* WHAT IS EXPECTED
Select the lines that contain "name" and copy each of them.

--- MATERIAL PROVIDED ---

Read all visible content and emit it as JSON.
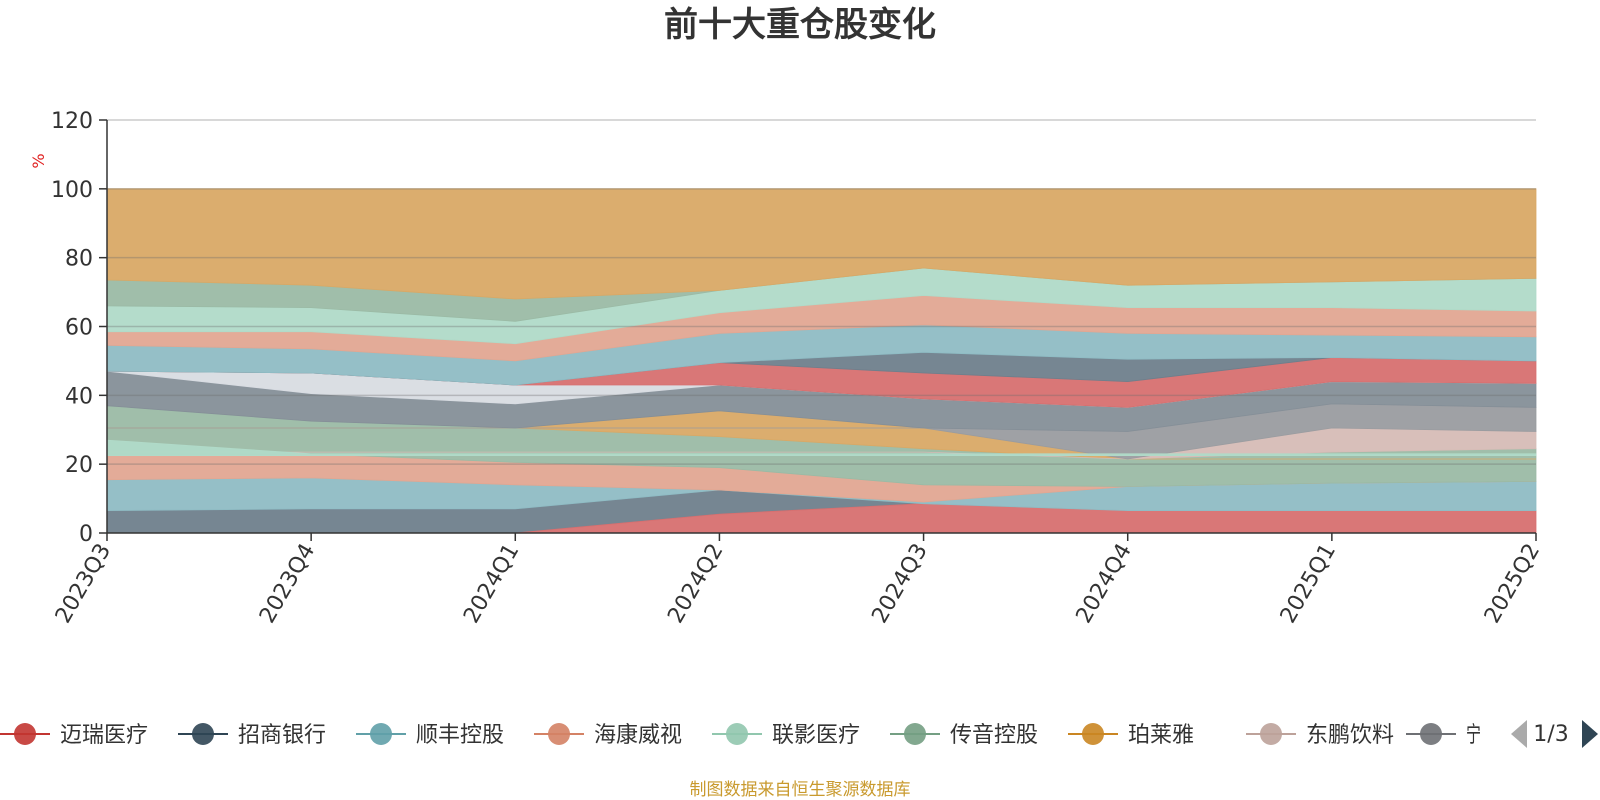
{
  "chart_data": {
    "type": "area",
    "title": "前十大重仓股变化",
    "y_unit": "%",
    "ylim": [
      0,
      120
    ],
    "y_ticks": [
      "0",
      "20",
      "40",
      "60",
      "80",
      "100",
      "120"
    ],
    "categories": [
      "2023Q3",
      "2023Q4",
      "2024Q1",
      "2024Q2",
      "2024Q3",
      "2024Q4",
      "2025Q1",
      "2025Q2"
    ],
    "bands": [
      {
        "color": "#6f7f8c",
        "lower": [
          0,
          0,
          0,
          5.5,
          8.5,
          6.5,
          6.5,
          6.5
        ],
        "upper": [
          6.5,
          7,
          7,
          12.5,
          8.5,
          6.5,
          6.5,
          6.5
        ]
      },
      {
        "color": "#d77070",
        "lower": [
          0,
          0,
          0,
          0,
          0,
          0,
          0,
          0
        ],
        "upper": [
          0,
          0,
          0,
          5.5,
          8.5,
          6.5,
          6.5,
          6.5
        ]
      },
      {
        "color": "#8fbcc4",
        "lower": [
          6.5,
          7,
          7,
          12.5,
          8.5,
          6.5,
          6.5,
          6.5
        ],
        "upper": [
          15.5,
          16,
          14,
          12.5,
          9,
          13.5,
          14.5,
          15
        ]
      },
      {
        "color": "#e2a792",
        "lower": [
          15.5,
          16,
          14,
          12.5,
          9,
          13.5,
          14.5,
          15
        ],
        "upper": [
          22.5,
          23,
          20.5,
          19,
          14,
          13.5,
          14.5,
          15
        ]
      },
      {
        "color": "#9bbaa5",
        "lower": [
          22.5,
          23,
          20.5,
          19,
          14,
          13.5,
          14.5,
          15
        ],
        "upper": [
          37,
          32.5,
          30.5,
          28,
          24.5,
          21.5,
          23.5,
          24.5
        ]
      },
      {
        "color": "#d9a966",
        "lower": [
          30.5,
          30.5,
          30.5,
          28,
          24.5,
          21.5,
          21.5,
          21.5
        ],
        "upper": [
          30.5,
          30.5,
          30.5,
          35.5,
          30.5,
          21.5,
          21.5,
          21.5
        ]
      },
      {
        "color": "#d6bcb6",
        "lower": [
          23.5,
          23.5,
          23.5,
          23.5,
          23.5,
          21.5,
          23.5,
          24.5
        ],
        "upper": [
          23.5,
          23.5,
          23.5,
          23.5,
          23.5,
          21.5,
          30.5,
          29.5
        ]
      },
      {
        "color": "#9a9ca0",
        "lower": [
          30.5,
          30.5,
          30.5,
          30.5,
          30.5,
          21.5,
          30.5,
          29.5
        ],
        "upper": [
          30.5,
          30.5,
          30.5,
          30.5,
          30.5,
          29.5,
          37.5,
          36.5
        ]
      },
      {
        "color": "#858f98",
        "lower": [
          37,
          32.5,
          30.5,
          35.5,
          30.5,
          29.5,
          37.5,
          36.5
        ],
        "upper": [
          47,
          40.5,
          37.5,
          43,
          39,
          36.5,
          44,
          43.5
        ]
      },
      {
        "color": "#d8dce2",
        "lower": [
          47,
          40.5,
          37.5,
          43,
          39,
          36.5,
          44,
          43.5
        ],
        "upper": [
          47,
          46.5,
          43,
          43,
          39,
          36.5,
          44,
          43.5
        ]
      },
      {
        "color": "#d77070",
        "lower": [
          47,
          46.5,
          43,
          43,
          39,
          36.5,
          44,
          43.5
        ],
        "upper": [
          47,
          46.5,
          43,
          49.5,
          46.5,
          44,
          51,
          50
        ]
      },
      {
        "color": "#6f7f8c",
        "lower": [
          47,
          46.5,
          43,
          49.5,
          46.5,
          44,
          51,
          50
        ],
        "upper": [
          47,
          46.5,
          43,
          49.5,
          52.5,
          50.5,
          51,
          50
        ]
      },
      {
        "color": "#8fbcc4",
        "lower": [
          47,
          46.5,
          43,
          49.5,
          52.5,
          50.5,
          51,
          50
        ],
        "upper": [
          54.5,
          53.5,
          50,
          58,
          60.5,
          58,
          57.5,
          57
        ]
      },
      {
        "color": "#e2a792",
        "lower": [
          54.5,
          53.5,
          50,
          58,
          60.5,
          58,
          57.5,
          57
        ],
        "upper": [
          58.5,
          58.5,
          55,
          64,
          69,
          65.5,
          65.5,
          64.5
        ]
      },
      {
        "color": "#b0dac8",
        "lower": [
          58.5,
          58.5,
          55,
          64,
          69,
          65.5,
          65.5,
          64.5
        ],
        "upper": [
          66,
          65.5,
          61.5,
          70.5,
          77,
          72,
          73,
          74
        ]
      },
      {
        "color": "#9bbaa5",
        "lower": [
          66,
          65.5,
          61.5,
          70.5,
          77,
          72,
          73,
          74
        ],
        "upper": [
          73.5,
          72,
          68,
          70.5,
          77,
          72,
          73,
          74
        ]
      },
      {
        "color": "#d9a966",
        "lower": [
          73.5,
          72,
          68,
          70.5,
          77,
          72,
          73,
          74
        ],
        "upper": [
          100,
          100,
          100,
          100,
          100,
          100,
          100,
          100
        ]
      },
      {
        "color": "#b0dac8",
        "lower": [
          22.5,
          22.5,
          22.5,
          22.5,
          22.5,
          22.5,
          22.5,
          22.5
        ],
        "upper": [
          27,
          23,
          23,
          23,
          23,
          23,
          23,
          23
        ]
      }
    ],
    "legend": [
      {
        "name": "迈瑞医疗",
        "color": "#c23531"
      },
      {
        "name": "招商银行",
        "color": "#2f4554"
      },
      {
        "name": "顺丰控股",
        "color": "#61a0a8"
      },
      {
        "name": "海康威视",
        "color": "#d48265"
      },
      {
        "name": "联影医疗",
        "color": "#91c7ae"
      },
      {
        "name": "传音控股",
        "color": "#749f83"
      },
      {
        "name": "珀莱雅",
        "color": "#ca8622"
      },
      {
        "name": "东鹏饮料",
        "color": "#bda29a"
      },
      {
        "name": "宁德",
        "color": "#6e7074"
      }
    ],
    "grid": true,
    "legend_position": "bottom"
  },
  "legend_pager": "1/3",
  "source_note": "制图数据来自恒生聚源数据库"
}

---

* ANSWER TO THE EXERCISE
        "name": "迈瑞医疗",
        "name": "招商银行",
        "name": "顺丰控股",
        "name": "海康威视",
        "name": "联影医疗",
        "name": "传音控股",
        "name": "珀莱雅",
        "name": "东鹏饮料",
        "name": "宁德",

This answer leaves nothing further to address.